Start of LISTED ENTRIES
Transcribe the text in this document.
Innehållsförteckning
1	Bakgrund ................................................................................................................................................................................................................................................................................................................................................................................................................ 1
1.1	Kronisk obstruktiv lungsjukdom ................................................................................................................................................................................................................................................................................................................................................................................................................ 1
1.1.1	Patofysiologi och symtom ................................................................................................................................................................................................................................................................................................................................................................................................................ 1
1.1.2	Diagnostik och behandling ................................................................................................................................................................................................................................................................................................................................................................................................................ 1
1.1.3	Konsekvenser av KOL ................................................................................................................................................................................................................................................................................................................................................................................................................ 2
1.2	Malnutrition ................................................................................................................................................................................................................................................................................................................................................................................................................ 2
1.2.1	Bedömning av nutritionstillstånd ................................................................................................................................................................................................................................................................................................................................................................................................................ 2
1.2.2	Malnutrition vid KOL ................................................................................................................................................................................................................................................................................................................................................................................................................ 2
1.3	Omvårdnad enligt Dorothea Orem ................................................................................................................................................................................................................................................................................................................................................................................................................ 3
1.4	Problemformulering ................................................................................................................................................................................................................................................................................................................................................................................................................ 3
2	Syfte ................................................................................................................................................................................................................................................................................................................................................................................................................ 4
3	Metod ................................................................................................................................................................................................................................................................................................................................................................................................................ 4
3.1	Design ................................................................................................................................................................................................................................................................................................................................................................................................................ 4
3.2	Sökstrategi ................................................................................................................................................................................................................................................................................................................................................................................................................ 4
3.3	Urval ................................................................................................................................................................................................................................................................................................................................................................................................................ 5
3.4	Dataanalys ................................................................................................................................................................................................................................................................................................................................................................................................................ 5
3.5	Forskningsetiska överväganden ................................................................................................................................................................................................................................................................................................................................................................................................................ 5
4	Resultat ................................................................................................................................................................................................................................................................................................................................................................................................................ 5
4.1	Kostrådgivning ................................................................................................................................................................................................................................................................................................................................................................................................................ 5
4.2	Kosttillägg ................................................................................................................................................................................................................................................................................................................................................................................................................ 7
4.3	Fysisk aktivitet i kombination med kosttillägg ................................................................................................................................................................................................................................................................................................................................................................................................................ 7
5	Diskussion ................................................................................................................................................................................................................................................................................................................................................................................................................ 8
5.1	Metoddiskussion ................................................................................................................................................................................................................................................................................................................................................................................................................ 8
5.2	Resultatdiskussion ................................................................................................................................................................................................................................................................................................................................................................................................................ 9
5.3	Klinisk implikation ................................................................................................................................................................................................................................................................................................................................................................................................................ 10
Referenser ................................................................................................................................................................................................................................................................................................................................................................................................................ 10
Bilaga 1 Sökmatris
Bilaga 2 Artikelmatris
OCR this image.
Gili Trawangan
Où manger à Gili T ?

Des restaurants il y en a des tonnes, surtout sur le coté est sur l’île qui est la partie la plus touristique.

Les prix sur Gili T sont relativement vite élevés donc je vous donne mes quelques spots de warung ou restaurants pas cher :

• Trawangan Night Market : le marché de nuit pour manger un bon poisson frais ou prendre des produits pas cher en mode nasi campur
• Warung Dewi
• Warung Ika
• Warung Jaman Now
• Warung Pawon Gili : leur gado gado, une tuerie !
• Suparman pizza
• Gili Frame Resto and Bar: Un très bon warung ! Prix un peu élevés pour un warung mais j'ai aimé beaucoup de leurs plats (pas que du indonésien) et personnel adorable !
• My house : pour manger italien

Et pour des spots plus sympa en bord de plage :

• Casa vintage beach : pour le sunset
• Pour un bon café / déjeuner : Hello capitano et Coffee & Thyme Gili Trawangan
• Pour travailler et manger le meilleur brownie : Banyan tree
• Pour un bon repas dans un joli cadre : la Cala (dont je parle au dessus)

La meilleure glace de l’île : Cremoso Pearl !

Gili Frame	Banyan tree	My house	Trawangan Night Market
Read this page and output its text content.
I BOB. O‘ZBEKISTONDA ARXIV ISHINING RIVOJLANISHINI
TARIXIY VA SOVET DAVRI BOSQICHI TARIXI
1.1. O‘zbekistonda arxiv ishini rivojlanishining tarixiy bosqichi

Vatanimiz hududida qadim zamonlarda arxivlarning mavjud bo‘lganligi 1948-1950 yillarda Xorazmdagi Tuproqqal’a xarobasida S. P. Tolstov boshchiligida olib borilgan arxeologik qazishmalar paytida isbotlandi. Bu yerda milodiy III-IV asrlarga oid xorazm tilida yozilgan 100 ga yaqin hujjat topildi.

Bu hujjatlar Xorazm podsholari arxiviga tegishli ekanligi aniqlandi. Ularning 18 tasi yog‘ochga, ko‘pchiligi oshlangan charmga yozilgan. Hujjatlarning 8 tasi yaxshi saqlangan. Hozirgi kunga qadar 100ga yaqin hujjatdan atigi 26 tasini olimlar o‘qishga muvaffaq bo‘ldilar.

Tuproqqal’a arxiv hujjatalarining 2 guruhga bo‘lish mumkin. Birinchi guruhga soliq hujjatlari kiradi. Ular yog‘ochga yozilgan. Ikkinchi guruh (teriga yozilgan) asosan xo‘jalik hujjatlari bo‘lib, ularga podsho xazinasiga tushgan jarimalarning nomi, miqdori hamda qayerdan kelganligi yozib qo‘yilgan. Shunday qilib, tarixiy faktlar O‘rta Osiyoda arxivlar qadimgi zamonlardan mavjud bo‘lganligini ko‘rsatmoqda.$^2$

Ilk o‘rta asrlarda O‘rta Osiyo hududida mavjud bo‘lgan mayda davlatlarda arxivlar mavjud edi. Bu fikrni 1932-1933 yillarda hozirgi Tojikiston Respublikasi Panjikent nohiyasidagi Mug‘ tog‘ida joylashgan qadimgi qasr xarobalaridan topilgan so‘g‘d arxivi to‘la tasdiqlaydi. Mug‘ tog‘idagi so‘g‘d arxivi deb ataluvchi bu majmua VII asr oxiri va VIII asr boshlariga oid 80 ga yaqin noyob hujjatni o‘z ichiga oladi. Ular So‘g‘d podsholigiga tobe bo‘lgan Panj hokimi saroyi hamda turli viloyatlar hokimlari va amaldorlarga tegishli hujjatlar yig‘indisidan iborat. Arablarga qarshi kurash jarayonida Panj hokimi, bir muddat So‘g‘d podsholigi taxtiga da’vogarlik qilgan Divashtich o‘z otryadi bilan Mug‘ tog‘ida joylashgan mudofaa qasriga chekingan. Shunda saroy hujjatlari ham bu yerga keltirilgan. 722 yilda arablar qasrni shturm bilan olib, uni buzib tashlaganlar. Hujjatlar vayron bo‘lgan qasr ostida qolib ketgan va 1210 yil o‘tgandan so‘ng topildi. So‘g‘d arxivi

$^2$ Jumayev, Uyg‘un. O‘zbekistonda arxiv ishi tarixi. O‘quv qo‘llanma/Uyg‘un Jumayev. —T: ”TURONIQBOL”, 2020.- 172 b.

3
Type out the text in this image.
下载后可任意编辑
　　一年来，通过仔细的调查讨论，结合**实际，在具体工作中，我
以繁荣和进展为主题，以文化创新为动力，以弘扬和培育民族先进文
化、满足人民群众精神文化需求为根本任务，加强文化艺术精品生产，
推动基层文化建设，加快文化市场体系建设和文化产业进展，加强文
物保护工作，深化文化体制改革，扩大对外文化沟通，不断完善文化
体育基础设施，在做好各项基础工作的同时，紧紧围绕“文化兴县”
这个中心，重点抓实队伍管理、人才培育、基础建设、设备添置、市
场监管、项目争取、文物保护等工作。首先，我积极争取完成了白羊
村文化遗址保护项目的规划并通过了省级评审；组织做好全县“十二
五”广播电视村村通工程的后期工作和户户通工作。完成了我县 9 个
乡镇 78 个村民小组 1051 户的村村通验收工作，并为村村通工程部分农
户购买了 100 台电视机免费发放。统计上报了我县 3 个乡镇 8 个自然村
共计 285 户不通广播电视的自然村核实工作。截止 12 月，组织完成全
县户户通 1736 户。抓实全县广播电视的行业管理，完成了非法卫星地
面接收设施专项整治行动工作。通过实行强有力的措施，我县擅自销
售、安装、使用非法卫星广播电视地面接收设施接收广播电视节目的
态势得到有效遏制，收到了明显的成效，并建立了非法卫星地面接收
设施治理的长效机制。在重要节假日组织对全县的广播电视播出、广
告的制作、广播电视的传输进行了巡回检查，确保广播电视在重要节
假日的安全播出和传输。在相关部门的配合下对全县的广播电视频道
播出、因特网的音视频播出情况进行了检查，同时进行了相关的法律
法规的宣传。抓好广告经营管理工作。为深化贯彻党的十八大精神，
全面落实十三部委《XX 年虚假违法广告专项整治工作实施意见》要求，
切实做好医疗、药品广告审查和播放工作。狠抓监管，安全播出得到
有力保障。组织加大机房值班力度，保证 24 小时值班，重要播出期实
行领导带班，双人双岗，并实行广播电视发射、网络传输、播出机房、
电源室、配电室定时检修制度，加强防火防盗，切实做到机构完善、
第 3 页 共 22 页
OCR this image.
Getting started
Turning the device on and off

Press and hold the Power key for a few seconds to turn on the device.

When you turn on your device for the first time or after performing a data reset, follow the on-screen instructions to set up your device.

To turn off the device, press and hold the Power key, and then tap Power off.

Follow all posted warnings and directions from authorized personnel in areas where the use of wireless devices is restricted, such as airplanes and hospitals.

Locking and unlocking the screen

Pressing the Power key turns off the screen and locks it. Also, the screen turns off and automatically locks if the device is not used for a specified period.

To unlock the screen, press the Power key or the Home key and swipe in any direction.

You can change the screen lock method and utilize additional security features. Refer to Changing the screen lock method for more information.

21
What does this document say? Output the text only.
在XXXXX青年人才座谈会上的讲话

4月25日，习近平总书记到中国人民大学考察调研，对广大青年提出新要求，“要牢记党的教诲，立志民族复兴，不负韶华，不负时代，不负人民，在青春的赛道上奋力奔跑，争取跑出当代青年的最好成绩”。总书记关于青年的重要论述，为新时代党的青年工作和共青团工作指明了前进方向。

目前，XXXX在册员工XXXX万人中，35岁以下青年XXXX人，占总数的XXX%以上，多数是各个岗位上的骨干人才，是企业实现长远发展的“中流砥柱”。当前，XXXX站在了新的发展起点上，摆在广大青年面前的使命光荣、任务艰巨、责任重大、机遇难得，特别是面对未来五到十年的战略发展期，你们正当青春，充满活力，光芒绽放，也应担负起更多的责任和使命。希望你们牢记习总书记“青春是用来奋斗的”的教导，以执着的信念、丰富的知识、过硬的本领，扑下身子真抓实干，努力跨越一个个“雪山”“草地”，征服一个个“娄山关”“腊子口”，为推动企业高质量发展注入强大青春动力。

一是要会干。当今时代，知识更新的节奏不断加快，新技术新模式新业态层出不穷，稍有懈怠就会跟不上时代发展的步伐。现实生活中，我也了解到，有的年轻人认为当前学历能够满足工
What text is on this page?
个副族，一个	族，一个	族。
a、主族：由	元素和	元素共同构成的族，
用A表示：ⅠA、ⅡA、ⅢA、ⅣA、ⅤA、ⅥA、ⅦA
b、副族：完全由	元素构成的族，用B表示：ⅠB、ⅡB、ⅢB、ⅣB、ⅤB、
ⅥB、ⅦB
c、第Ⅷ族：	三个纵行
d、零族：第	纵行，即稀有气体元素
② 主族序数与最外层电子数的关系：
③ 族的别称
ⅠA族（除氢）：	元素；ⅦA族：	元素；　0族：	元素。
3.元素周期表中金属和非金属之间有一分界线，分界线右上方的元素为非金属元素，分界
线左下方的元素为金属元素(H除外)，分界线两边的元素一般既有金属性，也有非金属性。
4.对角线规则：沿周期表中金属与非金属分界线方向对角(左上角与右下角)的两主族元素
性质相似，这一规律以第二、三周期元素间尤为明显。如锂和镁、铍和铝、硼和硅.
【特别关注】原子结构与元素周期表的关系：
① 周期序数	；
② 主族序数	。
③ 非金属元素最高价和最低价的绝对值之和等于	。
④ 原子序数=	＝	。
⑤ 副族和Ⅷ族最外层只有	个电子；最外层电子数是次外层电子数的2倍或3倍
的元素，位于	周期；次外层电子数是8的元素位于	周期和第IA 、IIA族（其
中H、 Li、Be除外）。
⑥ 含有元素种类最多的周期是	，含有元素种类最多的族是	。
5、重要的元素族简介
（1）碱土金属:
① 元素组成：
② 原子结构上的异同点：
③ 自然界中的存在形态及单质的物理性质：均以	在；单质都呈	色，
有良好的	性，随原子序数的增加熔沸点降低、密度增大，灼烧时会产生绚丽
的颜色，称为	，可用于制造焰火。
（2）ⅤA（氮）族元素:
End of LISTED ENTRIES
● STATED GOAL: Extract every line that has the string "Tuproqqal" in it.

● SOLUTION TO THE PROBLEM:
Vatanimiz hududida qadim zamonlarda arxivlarning mavjud bo‘lganligi 1948-1950 yillarda Xorazmdagi Tuproqqal’a xarobasida S. P. Tolstov boshchiligida olib borilgan arxeologik qazishmalar paytida isbotlandi. Bu yerda milodiy III-IV asrlarga oid xorazm tilida yozilgan 100 ga yaqin hujjat topildi.
Tuproqqal’a arxiv hujjatalarining 2 guruhga bo‘lish mumkin. Birinchi guruhga soliq hujjatlari kiradi. Ular yog‘ochga yozilgan. Ikkinchi guruh (teriga yozilgan) asosan xo‘jalik hujjatlari bo‘lib, ularga podsho xazinasiga tushgan jarimalarning nomi, miqdori hamda qayerdan kelganligi yozib qo‘yilgan. Shunday qilib, tarixiy faktlar O‘rta Osiyoda arxivlar qadimgi zamonlardan mavjud bo‘lganligini ko‘rsatmoqda.$^2$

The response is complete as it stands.